A
Hollywood woman who wrote poems
about a stormy, violent relationship
was slain early Thursday morning
just hours after attending a
poetry reading at a popular downtown
nightspot.
Police
found the body of Lorie Nicholson-Tennant,
25, shortly after 4:25 a.m. in
her locked bedroom in the 6700
block of Forrest Street, dead
from a ''severe trauma to the
body,'' said police Capt. Tony
Rode.
Friends
and neighbors say her throat
was slit.
Police
have not identified a suspect.
As part of their investigation,
they contacted the victim's ex-husband,
Kevin Nicholson, 40.
Friends
and fellow poets gathered at
the victim's Hollywood home,
grief stricken at the news of
her sudden, violent death.
''The
girl is an angel in every aspect,''
said Will Bell, who met Nicholson-Tennant
when she joined the poetry scene
here two years ago.
According
to police and friends who talked
to the slain woman's mother,
Diana Tennant, this is how the
victim spent her final hours:
Nicholson-Tennant
-- nicknamed Elle -- went to
an open- mike event Wednesday
night at Ginger Bay Cafe, where
she recited her latest poem,
Hall Pass.

▶ **DATA**:

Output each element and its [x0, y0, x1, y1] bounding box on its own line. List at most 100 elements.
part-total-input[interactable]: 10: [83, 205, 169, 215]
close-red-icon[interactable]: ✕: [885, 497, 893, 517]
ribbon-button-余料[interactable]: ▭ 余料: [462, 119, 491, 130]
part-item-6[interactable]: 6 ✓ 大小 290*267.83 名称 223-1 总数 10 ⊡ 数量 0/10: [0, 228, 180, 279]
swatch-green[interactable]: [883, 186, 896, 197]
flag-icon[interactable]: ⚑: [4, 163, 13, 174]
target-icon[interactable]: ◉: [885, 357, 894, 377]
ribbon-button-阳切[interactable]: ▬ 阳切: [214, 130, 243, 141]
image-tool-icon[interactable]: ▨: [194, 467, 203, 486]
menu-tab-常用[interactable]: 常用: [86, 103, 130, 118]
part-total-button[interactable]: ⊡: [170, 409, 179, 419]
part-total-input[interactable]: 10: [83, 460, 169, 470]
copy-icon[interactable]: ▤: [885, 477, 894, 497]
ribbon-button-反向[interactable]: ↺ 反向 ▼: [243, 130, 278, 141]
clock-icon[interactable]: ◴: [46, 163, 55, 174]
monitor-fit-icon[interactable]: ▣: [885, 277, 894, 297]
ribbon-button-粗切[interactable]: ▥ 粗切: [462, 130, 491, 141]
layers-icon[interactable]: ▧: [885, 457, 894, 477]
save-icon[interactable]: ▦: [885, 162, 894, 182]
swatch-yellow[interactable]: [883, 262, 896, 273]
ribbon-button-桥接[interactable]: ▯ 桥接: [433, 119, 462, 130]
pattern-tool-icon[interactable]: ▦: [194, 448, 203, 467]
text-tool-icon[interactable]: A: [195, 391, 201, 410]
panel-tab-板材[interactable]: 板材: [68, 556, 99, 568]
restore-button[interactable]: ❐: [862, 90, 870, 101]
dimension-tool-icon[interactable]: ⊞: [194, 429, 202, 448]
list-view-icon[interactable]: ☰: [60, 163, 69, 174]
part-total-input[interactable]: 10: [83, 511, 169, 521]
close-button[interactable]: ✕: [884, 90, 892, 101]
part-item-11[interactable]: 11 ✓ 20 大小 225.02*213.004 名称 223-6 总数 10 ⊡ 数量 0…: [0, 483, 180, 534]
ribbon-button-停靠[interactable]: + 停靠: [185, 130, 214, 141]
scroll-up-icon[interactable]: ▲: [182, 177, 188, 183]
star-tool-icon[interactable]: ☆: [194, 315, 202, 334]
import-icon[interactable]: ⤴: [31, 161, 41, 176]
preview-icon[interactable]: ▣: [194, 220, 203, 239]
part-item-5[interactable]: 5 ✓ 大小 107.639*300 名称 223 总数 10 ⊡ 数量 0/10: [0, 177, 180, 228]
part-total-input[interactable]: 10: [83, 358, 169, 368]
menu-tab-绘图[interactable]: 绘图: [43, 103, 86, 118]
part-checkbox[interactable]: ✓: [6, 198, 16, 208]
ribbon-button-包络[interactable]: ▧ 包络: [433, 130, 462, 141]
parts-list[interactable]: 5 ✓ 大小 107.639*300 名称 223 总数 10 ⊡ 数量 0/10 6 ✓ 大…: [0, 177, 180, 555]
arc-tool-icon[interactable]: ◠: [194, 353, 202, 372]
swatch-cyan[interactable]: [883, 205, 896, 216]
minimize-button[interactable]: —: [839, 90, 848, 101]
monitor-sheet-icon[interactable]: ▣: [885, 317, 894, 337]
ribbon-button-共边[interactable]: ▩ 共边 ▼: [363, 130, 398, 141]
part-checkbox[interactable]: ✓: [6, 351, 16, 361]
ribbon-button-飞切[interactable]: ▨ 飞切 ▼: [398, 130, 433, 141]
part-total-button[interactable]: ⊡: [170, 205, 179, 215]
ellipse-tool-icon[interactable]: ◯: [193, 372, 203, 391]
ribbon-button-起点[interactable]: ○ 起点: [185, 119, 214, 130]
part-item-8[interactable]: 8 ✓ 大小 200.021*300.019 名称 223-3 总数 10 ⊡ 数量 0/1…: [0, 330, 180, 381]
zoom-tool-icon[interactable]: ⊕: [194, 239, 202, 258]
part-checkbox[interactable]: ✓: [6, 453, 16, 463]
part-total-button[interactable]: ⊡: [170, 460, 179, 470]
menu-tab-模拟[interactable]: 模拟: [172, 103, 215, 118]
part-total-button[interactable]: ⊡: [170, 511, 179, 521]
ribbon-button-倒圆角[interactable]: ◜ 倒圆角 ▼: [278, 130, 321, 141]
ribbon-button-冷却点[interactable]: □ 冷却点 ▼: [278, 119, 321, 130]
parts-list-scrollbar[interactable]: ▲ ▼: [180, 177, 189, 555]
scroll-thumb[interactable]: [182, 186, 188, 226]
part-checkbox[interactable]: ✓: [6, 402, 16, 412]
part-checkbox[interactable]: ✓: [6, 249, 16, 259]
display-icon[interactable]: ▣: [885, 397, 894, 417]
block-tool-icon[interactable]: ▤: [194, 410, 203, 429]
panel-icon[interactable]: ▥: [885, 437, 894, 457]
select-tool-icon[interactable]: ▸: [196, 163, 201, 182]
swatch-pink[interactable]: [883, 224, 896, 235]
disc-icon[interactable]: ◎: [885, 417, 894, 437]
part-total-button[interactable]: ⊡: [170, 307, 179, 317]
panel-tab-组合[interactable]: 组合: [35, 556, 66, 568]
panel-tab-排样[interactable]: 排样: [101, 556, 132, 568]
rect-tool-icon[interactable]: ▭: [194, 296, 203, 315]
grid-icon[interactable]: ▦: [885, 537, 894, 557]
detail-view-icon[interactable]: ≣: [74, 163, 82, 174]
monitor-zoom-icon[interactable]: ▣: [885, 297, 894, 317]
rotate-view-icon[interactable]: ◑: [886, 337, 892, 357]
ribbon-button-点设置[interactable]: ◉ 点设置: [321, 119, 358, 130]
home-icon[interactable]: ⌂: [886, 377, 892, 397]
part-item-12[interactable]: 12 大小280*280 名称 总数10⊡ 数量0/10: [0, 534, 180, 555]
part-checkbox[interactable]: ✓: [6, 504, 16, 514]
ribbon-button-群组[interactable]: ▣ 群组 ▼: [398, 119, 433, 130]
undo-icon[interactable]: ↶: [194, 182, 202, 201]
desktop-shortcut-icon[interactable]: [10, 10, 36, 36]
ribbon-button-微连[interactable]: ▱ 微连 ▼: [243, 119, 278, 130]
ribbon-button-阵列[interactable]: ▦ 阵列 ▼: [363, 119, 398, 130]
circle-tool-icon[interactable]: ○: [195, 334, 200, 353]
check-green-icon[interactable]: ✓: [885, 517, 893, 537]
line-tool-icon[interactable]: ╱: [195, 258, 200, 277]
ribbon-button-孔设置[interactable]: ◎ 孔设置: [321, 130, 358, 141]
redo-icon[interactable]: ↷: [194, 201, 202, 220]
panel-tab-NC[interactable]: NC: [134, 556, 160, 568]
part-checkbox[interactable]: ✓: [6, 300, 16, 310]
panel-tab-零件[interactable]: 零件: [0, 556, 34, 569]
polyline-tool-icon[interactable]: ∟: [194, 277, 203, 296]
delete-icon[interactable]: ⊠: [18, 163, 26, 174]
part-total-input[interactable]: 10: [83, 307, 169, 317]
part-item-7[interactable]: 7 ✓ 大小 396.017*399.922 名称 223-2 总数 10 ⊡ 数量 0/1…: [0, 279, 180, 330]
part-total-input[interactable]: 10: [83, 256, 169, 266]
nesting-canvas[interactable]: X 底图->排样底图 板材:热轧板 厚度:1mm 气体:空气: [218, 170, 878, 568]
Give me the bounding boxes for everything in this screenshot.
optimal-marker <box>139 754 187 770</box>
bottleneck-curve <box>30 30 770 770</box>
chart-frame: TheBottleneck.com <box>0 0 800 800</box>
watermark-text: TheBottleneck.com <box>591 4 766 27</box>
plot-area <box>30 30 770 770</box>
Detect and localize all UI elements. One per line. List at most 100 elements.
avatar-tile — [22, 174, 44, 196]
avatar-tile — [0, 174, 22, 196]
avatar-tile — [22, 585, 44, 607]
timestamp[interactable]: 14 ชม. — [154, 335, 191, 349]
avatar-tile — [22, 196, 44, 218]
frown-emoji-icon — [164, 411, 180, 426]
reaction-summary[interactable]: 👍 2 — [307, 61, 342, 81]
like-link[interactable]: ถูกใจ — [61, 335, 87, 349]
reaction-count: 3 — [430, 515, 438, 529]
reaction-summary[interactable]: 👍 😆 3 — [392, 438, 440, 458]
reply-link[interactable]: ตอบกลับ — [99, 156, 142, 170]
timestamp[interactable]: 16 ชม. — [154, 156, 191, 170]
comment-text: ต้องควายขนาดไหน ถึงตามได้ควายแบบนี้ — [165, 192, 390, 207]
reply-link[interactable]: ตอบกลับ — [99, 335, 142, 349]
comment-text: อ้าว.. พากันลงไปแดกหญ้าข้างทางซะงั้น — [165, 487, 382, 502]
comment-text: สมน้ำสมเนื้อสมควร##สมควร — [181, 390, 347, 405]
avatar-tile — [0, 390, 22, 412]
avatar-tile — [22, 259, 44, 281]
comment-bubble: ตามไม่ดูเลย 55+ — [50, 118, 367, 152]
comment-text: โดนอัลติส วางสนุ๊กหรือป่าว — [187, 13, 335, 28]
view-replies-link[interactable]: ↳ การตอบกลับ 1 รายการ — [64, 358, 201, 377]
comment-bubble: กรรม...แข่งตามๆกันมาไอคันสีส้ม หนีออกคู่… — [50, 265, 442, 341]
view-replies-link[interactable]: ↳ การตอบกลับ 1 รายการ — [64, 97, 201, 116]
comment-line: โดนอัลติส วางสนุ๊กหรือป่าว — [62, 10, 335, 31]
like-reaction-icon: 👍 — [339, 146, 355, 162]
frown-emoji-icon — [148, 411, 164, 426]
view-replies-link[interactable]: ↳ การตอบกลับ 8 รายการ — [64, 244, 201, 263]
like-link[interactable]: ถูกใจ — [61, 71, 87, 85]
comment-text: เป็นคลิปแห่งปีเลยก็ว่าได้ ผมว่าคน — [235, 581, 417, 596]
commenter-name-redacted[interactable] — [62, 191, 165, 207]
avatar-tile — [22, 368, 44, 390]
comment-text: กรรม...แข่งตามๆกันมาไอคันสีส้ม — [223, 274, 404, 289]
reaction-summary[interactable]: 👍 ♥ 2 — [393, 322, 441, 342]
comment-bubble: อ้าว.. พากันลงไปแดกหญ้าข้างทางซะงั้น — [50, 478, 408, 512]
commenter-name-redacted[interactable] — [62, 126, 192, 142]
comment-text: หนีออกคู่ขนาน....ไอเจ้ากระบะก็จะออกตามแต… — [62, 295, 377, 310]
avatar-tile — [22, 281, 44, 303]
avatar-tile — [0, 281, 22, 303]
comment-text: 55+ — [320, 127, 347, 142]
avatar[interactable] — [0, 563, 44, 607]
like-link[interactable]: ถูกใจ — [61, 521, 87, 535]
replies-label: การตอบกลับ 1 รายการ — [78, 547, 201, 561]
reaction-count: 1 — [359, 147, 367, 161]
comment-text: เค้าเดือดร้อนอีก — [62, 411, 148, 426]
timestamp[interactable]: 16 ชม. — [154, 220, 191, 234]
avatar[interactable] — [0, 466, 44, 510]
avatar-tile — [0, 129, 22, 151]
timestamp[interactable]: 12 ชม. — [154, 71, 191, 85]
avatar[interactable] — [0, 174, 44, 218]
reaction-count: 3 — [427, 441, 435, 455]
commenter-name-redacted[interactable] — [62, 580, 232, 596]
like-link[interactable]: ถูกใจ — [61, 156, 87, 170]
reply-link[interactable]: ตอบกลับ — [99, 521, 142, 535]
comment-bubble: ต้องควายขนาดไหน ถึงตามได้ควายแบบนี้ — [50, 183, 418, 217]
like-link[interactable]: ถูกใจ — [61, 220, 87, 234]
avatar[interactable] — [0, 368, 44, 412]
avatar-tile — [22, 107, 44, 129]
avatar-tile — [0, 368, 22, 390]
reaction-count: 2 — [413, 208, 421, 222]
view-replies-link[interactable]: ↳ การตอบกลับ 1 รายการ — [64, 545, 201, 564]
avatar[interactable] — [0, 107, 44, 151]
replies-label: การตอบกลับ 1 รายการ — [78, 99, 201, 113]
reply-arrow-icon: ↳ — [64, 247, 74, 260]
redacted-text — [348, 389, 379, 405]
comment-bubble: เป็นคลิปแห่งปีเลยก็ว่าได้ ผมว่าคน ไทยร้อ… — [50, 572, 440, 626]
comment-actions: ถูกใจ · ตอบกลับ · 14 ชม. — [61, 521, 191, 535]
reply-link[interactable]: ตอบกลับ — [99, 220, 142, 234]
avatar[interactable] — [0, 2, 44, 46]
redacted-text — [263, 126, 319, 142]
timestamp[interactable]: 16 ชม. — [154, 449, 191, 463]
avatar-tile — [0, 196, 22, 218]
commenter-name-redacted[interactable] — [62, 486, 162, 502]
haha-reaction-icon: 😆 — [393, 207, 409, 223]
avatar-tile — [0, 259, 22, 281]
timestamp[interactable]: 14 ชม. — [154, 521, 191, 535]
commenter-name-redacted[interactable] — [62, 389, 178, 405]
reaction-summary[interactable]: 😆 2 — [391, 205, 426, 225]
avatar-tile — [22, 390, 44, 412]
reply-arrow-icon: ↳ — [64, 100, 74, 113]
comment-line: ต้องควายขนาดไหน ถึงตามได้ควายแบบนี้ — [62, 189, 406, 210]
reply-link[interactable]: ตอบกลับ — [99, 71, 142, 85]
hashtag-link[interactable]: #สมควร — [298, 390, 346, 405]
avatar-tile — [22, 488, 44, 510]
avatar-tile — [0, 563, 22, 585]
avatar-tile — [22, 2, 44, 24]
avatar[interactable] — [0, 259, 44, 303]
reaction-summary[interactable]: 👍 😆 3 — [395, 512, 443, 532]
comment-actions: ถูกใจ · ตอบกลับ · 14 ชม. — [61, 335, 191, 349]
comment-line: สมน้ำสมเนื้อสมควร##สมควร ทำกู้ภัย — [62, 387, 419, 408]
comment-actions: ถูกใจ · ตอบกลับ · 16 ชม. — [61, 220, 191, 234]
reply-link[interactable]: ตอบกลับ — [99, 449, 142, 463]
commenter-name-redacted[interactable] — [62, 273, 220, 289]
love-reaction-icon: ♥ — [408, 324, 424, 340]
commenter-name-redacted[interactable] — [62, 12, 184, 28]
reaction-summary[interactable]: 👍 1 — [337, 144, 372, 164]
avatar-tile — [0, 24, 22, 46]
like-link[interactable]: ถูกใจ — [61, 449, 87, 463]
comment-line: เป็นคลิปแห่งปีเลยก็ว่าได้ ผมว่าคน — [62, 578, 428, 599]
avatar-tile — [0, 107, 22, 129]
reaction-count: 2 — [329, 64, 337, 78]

▶ **SET TASKS**:
A. In the news article about the Hollywood slaying, what was the title of the poem Nicholson-Tennant recited at Ginger Bay Cafe?
B. Reproduce word for word the stretch of the news article from "As part of their" through "two years ago.".

▶ **SOLUTIONS BELOW**:
A. Hall Pass

B.
As part of their investigation,
they contacted the victim's ex-husband,
Kevin Nicholson, 40.
Friends
and fellow poets gathered at
the victim's Hollywood home,
grief stricken at the news of
her sudden, violent death.
''The
girl is an angel in every aspect,''
said Will Bell, who met Nicholson-Tennant
when she joined the poetry scene
here two years ago.